→ **ENTRIES**:
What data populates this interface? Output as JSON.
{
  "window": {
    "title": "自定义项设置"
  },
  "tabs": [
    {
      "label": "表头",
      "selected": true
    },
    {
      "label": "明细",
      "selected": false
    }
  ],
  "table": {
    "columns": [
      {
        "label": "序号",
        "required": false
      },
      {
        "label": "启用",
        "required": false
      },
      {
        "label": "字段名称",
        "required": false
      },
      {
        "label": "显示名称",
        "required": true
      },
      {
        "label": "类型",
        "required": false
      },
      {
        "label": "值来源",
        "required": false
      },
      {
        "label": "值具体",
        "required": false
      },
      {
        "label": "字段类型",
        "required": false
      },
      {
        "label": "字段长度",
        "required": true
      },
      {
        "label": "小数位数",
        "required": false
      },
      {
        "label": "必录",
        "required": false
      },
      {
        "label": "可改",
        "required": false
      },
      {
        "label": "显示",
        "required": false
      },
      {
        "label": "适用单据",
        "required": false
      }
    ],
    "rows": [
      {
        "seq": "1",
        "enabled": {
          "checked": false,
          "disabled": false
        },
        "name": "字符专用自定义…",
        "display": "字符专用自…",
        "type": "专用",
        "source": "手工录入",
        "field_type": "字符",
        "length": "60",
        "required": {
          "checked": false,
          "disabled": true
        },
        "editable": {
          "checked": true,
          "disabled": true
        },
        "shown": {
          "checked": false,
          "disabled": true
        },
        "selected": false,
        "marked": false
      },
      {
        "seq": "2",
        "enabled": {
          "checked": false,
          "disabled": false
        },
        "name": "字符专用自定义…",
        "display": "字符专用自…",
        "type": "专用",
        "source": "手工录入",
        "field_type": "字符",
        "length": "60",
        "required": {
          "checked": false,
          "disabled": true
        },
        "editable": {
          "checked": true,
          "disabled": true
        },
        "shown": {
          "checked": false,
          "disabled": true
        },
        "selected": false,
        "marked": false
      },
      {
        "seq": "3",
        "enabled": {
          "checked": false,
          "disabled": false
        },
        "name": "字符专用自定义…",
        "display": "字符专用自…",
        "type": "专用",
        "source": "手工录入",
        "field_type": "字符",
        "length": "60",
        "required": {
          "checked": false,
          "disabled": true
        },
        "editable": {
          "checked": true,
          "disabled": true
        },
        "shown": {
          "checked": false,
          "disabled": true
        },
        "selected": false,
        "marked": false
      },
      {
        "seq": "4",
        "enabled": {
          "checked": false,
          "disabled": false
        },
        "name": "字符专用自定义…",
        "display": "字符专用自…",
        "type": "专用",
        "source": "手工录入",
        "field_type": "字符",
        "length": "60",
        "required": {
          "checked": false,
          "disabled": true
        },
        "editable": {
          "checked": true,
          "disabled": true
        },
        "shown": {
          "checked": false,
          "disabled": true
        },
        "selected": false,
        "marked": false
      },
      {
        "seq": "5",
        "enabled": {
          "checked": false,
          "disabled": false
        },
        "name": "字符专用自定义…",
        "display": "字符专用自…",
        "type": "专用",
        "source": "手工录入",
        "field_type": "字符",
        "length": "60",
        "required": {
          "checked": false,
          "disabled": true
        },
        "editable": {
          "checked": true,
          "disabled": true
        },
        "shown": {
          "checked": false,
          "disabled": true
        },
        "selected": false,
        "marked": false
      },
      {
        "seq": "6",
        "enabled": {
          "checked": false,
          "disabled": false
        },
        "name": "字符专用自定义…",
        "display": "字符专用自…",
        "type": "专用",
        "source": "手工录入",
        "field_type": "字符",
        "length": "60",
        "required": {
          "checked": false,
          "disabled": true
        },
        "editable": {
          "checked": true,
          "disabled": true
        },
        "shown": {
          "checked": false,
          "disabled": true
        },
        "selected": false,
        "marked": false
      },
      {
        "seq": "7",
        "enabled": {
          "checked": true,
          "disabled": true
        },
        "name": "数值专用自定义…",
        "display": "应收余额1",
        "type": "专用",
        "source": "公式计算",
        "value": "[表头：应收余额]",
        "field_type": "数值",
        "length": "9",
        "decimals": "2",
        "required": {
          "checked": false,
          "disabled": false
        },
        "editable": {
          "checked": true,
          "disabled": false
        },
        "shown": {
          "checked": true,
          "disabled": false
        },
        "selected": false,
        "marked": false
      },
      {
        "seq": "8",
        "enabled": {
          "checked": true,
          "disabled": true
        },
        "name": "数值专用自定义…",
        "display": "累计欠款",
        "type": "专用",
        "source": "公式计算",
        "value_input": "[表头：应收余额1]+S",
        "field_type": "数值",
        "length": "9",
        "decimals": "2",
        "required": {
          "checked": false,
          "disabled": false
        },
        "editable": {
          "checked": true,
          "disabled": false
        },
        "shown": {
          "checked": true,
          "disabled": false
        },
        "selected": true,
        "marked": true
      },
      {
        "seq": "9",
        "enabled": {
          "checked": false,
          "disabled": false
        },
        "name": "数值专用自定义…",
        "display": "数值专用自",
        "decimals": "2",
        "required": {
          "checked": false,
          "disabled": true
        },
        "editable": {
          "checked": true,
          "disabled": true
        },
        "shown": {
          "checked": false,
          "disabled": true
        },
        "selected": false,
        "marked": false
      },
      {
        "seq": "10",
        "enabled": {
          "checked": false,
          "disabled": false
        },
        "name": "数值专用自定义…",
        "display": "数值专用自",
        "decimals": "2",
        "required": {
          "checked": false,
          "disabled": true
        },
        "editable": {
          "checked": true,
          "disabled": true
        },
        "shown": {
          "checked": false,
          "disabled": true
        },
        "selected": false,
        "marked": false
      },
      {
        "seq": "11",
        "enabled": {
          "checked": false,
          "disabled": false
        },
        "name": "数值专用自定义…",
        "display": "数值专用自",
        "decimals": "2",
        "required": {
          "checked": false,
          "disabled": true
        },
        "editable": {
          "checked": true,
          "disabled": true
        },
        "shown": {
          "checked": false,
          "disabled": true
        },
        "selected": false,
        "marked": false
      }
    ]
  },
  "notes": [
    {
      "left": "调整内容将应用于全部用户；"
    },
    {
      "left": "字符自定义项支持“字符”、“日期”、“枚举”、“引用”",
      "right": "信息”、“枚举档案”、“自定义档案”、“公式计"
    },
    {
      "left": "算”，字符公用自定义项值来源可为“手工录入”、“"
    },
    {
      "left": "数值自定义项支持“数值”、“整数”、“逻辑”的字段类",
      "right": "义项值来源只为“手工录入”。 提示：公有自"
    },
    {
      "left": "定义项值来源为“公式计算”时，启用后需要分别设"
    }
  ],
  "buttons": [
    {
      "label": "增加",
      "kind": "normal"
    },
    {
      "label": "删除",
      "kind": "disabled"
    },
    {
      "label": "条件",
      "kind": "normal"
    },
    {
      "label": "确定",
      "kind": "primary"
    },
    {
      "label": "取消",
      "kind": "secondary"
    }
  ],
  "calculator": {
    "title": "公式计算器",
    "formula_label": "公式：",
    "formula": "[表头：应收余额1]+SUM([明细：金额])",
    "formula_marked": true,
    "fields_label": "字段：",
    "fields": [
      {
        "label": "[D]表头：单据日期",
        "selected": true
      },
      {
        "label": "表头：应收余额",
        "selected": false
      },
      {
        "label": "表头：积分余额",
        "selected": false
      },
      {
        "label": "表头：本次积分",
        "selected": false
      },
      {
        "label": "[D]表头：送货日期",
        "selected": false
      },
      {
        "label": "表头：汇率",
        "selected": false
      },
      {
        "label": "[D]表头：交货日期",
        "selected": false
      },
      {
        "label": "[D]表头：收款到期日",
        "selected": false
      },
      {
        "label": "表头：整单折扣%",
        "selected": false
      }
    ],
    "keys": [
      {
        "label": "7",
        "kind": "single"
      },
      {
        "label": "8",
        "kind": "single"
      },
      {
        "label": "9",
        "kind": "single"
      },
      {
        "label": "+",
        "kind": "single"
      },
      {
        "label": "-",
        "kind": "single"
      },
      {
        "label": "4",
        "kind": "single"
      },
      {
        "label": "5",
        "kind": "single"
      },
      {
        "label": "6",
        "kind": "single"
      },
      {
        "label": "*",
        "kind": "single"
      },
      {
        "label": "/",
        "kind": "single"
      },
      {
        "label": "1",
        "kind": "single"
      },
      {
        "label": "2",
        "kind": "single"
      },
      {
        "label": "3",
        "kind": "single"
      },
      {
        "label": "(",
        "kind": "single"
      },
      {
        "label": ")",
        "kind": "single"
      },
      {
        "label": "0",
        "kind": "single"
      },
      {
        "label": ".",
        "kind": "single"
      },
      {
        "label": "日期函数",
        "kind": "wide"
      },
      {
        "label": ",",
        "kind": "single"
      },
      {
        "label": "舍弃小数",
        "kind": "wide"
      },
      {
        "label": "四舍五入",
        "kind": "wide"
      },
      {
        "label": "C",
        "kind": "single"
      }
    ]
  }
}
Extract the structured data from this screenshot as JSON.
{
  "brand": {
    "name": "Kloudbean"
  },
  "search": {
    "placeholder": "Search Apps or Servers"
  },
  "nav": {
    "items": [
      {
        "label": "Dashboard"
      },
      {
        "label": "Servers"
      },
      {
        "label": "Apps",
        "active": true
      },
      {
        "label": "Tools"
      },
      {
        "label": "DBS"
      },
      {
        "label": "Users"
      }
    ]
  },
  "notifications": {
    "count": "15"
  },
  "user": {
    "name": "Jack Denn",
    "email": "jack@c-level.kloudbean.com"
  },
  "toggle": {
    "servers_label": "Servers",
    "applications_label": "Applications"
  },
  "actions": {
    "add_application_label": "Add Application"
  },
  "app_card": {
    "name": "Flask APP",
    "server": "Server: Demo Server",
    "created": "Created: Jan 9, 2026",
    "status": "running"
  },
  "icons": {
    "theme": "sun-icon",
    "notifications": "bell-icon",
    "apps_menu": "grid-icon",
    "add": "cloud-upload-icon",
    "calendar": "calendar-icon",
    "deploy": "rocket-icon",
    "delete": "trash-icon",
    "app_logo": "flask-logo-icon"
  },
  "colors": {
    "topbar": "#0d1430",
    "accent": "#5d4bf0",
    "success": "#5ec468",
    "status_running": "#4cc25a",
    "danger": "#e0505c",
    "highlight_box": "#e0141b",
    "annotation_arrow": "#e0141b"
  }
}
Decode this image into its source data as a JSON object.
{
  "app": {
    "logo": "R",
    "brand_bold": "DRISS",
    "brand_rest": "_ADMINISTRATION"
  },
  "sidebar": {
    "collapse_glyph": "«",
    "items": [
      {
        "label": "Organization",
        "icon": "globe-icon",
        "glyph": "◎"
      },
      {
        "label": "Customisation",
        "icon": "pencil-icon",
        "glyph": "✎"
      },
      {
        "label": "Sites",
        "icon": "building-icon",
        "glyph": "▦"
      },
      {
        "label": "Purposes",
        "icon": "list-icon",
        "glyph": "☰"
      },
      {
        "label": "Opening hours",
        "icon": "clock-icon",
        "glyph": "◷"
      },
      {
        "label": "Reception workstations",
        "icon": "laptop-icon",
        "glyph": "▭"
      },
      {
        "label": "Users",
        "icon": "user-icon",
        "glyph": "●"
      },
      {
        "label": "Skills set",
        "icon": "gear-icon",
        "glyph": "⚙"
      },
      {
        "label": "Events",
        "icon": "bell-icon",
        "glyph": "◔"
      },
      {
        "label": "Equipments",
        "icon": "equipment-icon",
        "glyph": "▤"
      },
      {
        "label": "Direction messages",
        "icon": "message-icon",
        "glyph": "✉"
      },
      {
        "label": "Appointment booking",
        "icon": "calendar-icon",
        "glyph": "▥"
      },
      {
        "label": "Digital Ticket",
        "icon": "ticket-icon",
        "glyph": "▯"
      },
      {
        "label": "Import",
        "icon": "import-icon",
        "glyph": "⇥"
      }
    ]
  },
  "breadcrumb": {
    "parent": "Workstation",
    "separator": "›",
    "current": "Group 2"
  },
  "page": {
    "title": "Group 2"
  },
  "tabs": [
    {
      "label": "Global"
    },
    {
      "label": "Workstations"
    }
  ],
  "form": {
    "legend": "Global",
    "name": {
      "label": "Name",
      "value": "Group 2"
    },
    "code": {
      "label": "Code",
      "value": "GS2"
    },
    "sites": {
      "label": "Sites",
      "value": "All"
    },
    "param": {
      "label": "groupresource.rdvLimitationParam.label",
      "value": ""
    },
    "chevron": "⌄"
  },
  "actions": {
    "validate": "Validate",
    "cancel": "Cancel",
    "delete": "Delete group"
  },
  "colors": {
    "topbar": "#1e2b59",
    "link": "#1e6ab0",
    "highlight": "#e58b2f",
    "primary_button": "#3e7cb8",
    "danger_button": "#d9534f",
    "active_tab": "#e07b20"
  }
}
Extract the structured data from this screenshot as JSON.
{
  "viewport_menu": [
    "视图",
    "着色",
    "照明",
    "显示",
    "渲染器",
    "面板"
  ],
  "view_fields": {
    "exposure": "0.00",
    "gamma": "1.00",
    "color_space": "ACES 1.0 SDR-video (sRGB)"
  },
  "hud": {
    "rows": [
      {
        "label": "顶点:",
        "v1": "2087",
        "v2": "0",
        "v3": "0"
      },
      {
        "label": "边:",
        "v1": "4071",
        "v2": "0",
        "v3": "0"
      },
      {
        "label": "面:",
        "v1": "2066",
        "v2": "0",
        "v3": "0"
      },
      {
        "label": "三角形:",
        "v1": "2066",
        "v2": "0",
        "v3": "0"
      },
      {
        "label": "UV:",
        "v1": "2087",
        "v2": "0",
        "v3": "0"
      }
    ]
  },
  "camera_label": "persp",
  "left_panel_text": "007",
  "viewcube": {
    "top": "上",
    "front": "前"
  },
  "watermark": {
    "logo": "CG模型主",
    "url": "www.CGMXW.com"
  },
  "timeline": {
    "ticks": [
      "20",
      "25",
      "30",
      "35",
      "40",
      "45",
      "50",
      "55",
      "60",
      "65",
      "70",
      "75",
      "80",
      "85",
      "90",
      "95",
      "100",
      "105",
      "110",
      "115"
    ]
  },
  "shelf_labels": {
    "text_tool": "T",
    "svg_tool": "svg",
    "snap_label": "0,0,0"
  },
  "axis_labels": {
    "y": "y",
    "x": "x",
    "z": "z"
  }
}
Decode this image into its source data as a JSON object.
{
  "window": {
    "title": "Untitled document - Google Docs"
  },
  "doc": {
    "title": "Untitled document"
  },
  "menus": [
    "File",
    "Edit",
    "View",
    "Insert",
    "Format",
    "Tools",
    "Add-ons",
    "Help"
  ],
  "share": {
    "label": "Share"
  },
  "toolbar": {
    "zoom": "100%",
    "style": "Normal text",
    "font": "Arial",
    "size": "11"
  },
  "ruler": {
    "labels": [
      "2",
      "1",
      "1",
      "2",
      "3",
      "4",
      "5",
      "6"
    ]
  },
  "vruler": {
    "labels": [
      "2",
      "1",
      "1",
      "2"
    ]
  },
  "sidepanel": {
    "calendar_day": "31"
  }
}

→ **PROBLEM STATEMENT**: In the entries above, find lines with "logo" and copy each.

→ **FINAL RESULT**:
    "app_logo": "flask-logo-icon"
    "logo": "R",
    "logo": "CG模型主",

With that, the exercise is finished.